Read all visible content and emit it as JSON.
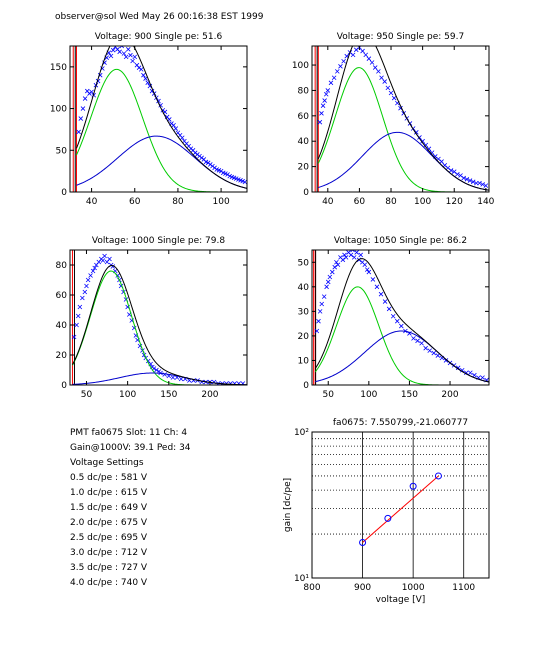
{
  "header": "observer@sol  Wed May 26 00:16:38 EST 1999",
  "colors": {
    "data": "#0000ff",
    "fit1": "#00cc00",
    "fit2": "#0000cc",
    "sum": "#000000",
    "cut": "#ff0000",
    "gain_line": "#ff0000"
  },
  "chart_data": [
    {
      "type": "scatter",
      "title": "Voltage: 900 Single pe: 51.6",
      "xlim": [
        30,
        112
      ],
      "ylim": [
        0,
        175
      ],
      "xticks": [
        40,
        60,
        80,
        100
      ],
      "yticks": [
        0,
        50,
        100,
        150
      ],
      "cuts": [
        31.5,
        33
      ],
      "components": [
        {
          "name": "single pe",
          "amp": 147,
          "mu": 51.6,
          "sigma": 12
        },
        {
          "name": "double pe",
          "amp": 67,
          "mu": 70,
          "sigma": 18
        }
      ],
      "points": [
        [
          34,
          72
        ],
        [
          35,
          88
        ],
        [
          36,
          100
        ],
        [
          37,
          112
        ],
        [
          38,
          121
        ],
        [
          39,
          118
        ],
        [
          40,
          120
        ],
        [
          41,
          116
        ],
        [
          42,
          128
        ],
        [
          43,
          133
        ],
        [
          44,
          140
        ],
        [
          45,
          148
        ],
        [
          46,
          155
        ],
        [
          47,
          161
        ],
        [
          48,
          167
        ],
        [
          49,
          163
        ],
        [
          50,
          170
        ],
        [
          51,
          174
        ],
        [
          52,
          171
        ],
        [
          53,
          168
        ],
        [
          54,
          175
        ],
        [
          55,
          166
        ],
        [
          56,
          162
        ],
        [
          57,
          171
        ],
        [
          58,
          164
        ],
        [
          59,
          157
        ],
        [
          60,
          162
        ],
        [
          61,
          152
        ],
        [
          62,
          149
        ],
        [
          63,
          147
        ],
        [
          64,
          140
        ],
        [
          65,
          136
        ],
        [
          66,
          131
        ],
        [
          67,
          127
        ],
        [
          68,
          121
        ],
        [
          69,
          118
        ],
        [
          70,
          113
        ],
        [
          71,
          109
        ],
        [
          72,
          104
        ],
        [
          73,
          98
        ],
        [
          74,
          96
        ],
        [
          75,
          90
        ],
        [
          76,
          87
        ],
        [
          77,
          82
        ],
        [
          78,
          80
        ],
        [
          79,
          76
        ],
        [
          80,
          71
        ],
        [
          81,
          68
        ],
        [
          82,
          65
        ],
        [
          83,
          61
        ],
        [
          84,
          58
        ],
        [
          85,
          55
        ],
        [
          86,
          52
        ],
        [
          87,
          50
        ],
        [
          88,
          47
        ],
        [
          89,
          45
        ],
        [
          90,
          43
        ],
        [
          91,
          41
        ],
        [
          92,
          39
        ],
        [
          93,
          36
        ],
        [
          94,
          35
        ],
        [
          95,
          33
        ],
        [
          96,
          31
        ],
        [
          97,
          29
        ],
        [
          98,
          27
        ],
        [
          99,
          26
        ],
        [
          100,
          25
        ],
        [
          101,
          23
        ],
        [
          102,
          22
        ],
        [
          103,
          21
        ],
        [
          104,
          19
        ],
        [
          105,
          18
        ],
        [
          106,
          17
        ],
        [
          107,
          16
        ],
        [
          108,
          15
        ],
        [
          109,
          14
        ],
        [
          110,
          13
        ],
        [
          111,
          12
        ]
      ]
    },
    {
      "type": "scatter",
      "title": "Voltage: 950 Single pe: 59.7",
      "xlim": [
        30,
        142
      ],
      "ylim": [
        0,
        115
      ],
      "xticks": [
        40,
        60,
        80,
        100,
        120,
        140
      ],
      "yticks": [
        0,
        20,
        40,
        60,
        80,
        100
      ],
      "cuts": [
        32,
        34
      ],
      "components": [
        {
          "name": "single pe",
          "amp": 98,
          "mu": 59.7,
          "sigma": 15
        },
        {
          "name": "double pe",
          "amp": 47,
          "mu": 84,
          "sigma": 22
        }
      ],
      "points": [
        [
          35,
          55
        ],
        [
          36,
          62
        ],
        [
          37,
          68
        ],
        [
          38,
          72
        ],
        [
          39,
          77
        ],
        [
          40,
          80
        ],
        [
          42,
          86
        ],
        [
          44,
          90
        ],
        [
          46,
          95
        ],
        [
          48,
          99
        ],
        [
          50,
          103
        ],
        [
          52,
          107
        ],
        [
          54,
          110
        ],
        [
          56,
          108
        ],
        [
          58,
          112
        ],
        [
          60,
          114
        ],
        [
          62,
          111
        ],
        [
          64,
          108
        ],
        [
          66,
          105
        ],
        [
          68,
          102
        ],
        [
          70,
          98
        ],
        [
          72,
          95
        ],
        [
          74,
          90
        ],
        [
          76,
          87
        ],
        [
          78,
          82
        ],
        [
          80,
          78
        ],
        [
          82,
          74
        ],
        [
          84,
          70
        ],
        [
          86,
          66
        ],
        [
          88,
          62
        ],
        [
          90,
          58
        ],
        [
          92,
          54
        ],
        [
          94,
          50
        ],
        [
          96,
          47
        ],
        [
          98,
          43
        ],
        [
          100,
          40
        ],
        [
          102,
          37
        ],
        [
          104,
          34
        ],
        [
          106,
          31
        ],
        [
          108,
          28
        ],
        [
          110,
          26
        ],
        [
          112,
          24
        ],
        [
          114,
          21
        ],
        [
          116,
          19
        ],
        [
          118,
          17
        ],
        [
          120,
          16
        ],
        [
          122,
          14
        ],
        [
          124,
          13
        ],
        [
          126,
          11
        ],
        [
          128,
          10
        ],
        [
          130,
          9
        ],
        [
          132,
          8
        ],
        [
          134,
          7
        ],
        [
          136,
          7
        ],
        [
          138,
          6
        ],
        [
          140,
          5
        ]
      ]
    },
    {
      "type": "scatter",
      "title": "Voltage: 1000 Single pe: 79.8",
      "xlim": [
        30,
        245
      ],
      "ylim": [
        0,
        90
      ],
      "xticks": [
        50,
        100,
        150,
        200
      ],
      "yticks": [
        0,
        20,
        40,
        60,
        80
      ],
      "cuts": [
        33
      ],
      "components": [
        {
          "name": "single pe",
          "amp": 76,
          "mu": 79.8,
          "sigma": 25
        },
        {
          "name": "double pe",
          "amp": 8,
          "mu": 130,
          "sigma": 40
        }
      ],
      "points": [
        [
          35,
          32
        ],
        [
          38,
          40
        ],
        [
          40,
          46
        ],
        [
          42,
          52
        ],
        [
          45,
          58
        ],
        [
          48,
          62
        ],
        [
          50,
          66
        ],
        [
          52,
          70
        ],
        [
          55,
          73
        ],
        [
          58,
          76
        ],
        [
          60,
          78
        ],
        [
          62,
          80
        ],
        [
          65,
          82
        ],
        [
          68,
          84
        ],
        [
          70,
          83
        ],
        [
          72,
          86
        ],
        [
          75,
          82
        ],
        [
          78,
          84
        ],
        [
          80,
          80
        ],
        [
          82,
          79
        ],
        [
          85,
          76
        ],
        [
          88,
          73
        ],
        [
          90,
          70
        ],
        [
          92,
          66
        ],
        [
          95,
          62
        ],
        [
          98,
          57
        ],
        [
          100,
          52
        ],
        [
          102,
          47
        ],
        [
          105,
          43
        ],
        [
          108,
          38
        ],
        [
          110,
          33
        ],
        [
          112,
          30
        ],
        [
          115,
          26
        ],
        [
          118,
          23
        ],
        [
          120,
          20
        ],
        [
          122,
          18
        ],
        [
          125,
          16
        ],
        [
          128,
          14
        ],
        [
          130,
          12
        ],
        [
          132,
          11
        ],
        [
          135,
          10
        ],
        [
          138,
          9
        ],
        [
          140,
          8
        ],
        [
          145,
          7
        ],
        [
          150,
          6
        ],
        [
          155,
          5
        ],
        [
          160,
          5
        ],
        [
          165,
          4
        ],
        [
          170,
          4
        ],
        [
          175,
          3
        ],
        [
          180,
          3
        ],
        [
          185,
          3
        ],
        [
          190,
          2
        ],
        [
          195,
          2
        ],
        [
          200,
          2
        ],
        [
          205,
          2
        ],
        [
          210,
          1
        ],
        [
          215,
          1
        ],
        [
          220,
          1
        ],
        [
          225,
          1
        ],
        [
          230,
          1
        ],
        [
          235,
          1
        ],
        [
          240,
          1
        ]
      ]
    },
    {
      "type": "scatter",
      "title": "Voltage: 1050 Single pe: 86.2",
      "xlim": [
        30,
        248
      ],
      "ylim": [
        0,
        55
      ],
      "xticks": [
        50,
        100,
        150,
        200
      ],
      "yticks": [
        0,
        10,
        20,
        30,
        40,
        50
      ],
      "cuts": [
        32,
        34
      ],
      "components": [
        {
          "name": "single pe",
          "amp": 40,
          "mu": 86.2,
          "sigma": 26
        },
        {
          "name": "double pe",
          "amp": 22,
          "mu": 140,
          "sigma": 45
        }
      ],
      "points": [
        [
          36,
          22
        ],
        [
          38,
          26
        ],
        [
          40,
          30
        ],
        [
          42,
          33
        ],
        [
          45,
          36
        ],
        [
          48,
          40
        ],
        [
          50,
          42
        ],
        [
          52,
          44
        ],
        [
          55,
          46
        ],
        [
          58,
          48
        ],
        [
          60,
          50
        ],
        [
          62,
          49
        ],
        [
          65,
          52
        ],
        [
          68,
          51
        ],
        [
          70,
          53
        ],
        [
          72,
          52
        ],
        [
          75,
          54
        ],
        [
          78,
          53
        ],
        [
          80,
          55
        ],
        [
          82,
          52
        ],
        [
          85,
          54
        ],
        [
          88,
          51
        ],
        [
          90,
          53
        ],
        [
          92,
          50
        ],
        [
          95,
          49
        ],
        [
          98,
          47
        ],
        [
          100,
          46
        ],
        [
          105,
          43
        ],
        [
          110,
          40
        ],
        [
          115,
          37
        ],
        [
          120,
          34
        ],
        [
          125,
          31
        ],
        [
          130,
          28
        ],
        [
          135,
          26
        ],
        [
          140,
          24
        ],
        [
          145,
          22
        ],
        [
          150,
          21
        ],
        [
          155,
          19
        ],
        [
          160,
          18
        ],
        [
          165,
          17
        ],
        [
          170,
          15
        ],
        [
          175,
          14
        ],
        [
          180,
          13
        ],
        [
          185,
          12
        ],
        [
          190,
          11
        ],
        [
          195,
          10
        ],
        [
          200,
          9
        ],
        [
          205,
          8
        ],
        [
          210,
          7
        ],
        [
          215,
          6
        ],
        [
          220,
          5
        ],
        [
          225,
          5
        ],
        [
          230,
          4
        ],
        [
          235,
          3
        ],
        [
          240,
          3
        ],
        [
          245,
          2
        ]
      ]
    },
    {
      "type": "scatter",
      "title": "fa0675: 7.550799,-21.060777",
      "xlabel": "voltage [V]",
      "ylabel": "gain [dc/pe]",
      "xlim": [
        800,
        1150
      ],
      "ylim": [
        10,
        100
      ],
      "yscale": "log",
      "xticks": [
        800,
        900,
        1000,
        1100
      ],
      "ytick_labels": [
        "10¹",
        "10²"
      ],
      "grid": true,
      "x": [
        900,
        950,
        1000,
        1050
      ],
      "y": [
        17.5,
        25.6,
        42.5,
        50
      ],
      "fit": {
        "slope": 7.550799,
        "intercept": -21.060777
      }
    }
  ],
  "pmt_info": {
    "line1": "PMT fa0675 Slot: 11 Ch: 4",
    "line2": "Gain@1000V: 39.1 Ped: 34",
    "line3": "Voltage Settings",
    "settings": [
      "0.5 dc/pe : 581 V",
      "1.0 dc/pe : 615 V",
      "1.5 dc/pe : 649 V",
      "2.0 dc/pe : 675 V",
      "2.5 dc/pe : 695 V",
      "3.0 dc/pe : 712 V",
      "3.5 dc/pe : 727 V",
      "4.0 dc/pe : 740 V"
    ]
  }
}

━━━━━━━━━━━━━━━━━━━━━━━━━━━━━━

Show every line of the records above that contains the word "title".

      "title": "Voltage: 900 Single pe: 51.6",
      "title": "Voltage: 950 Single pe: 59.7",
      "title": "Voltage: 1000 Single pe: 79.8",
      "title": "Voltage: 1050 Single pe: 86.2",
      "title": "fa0675: 7.550799,-21.060777",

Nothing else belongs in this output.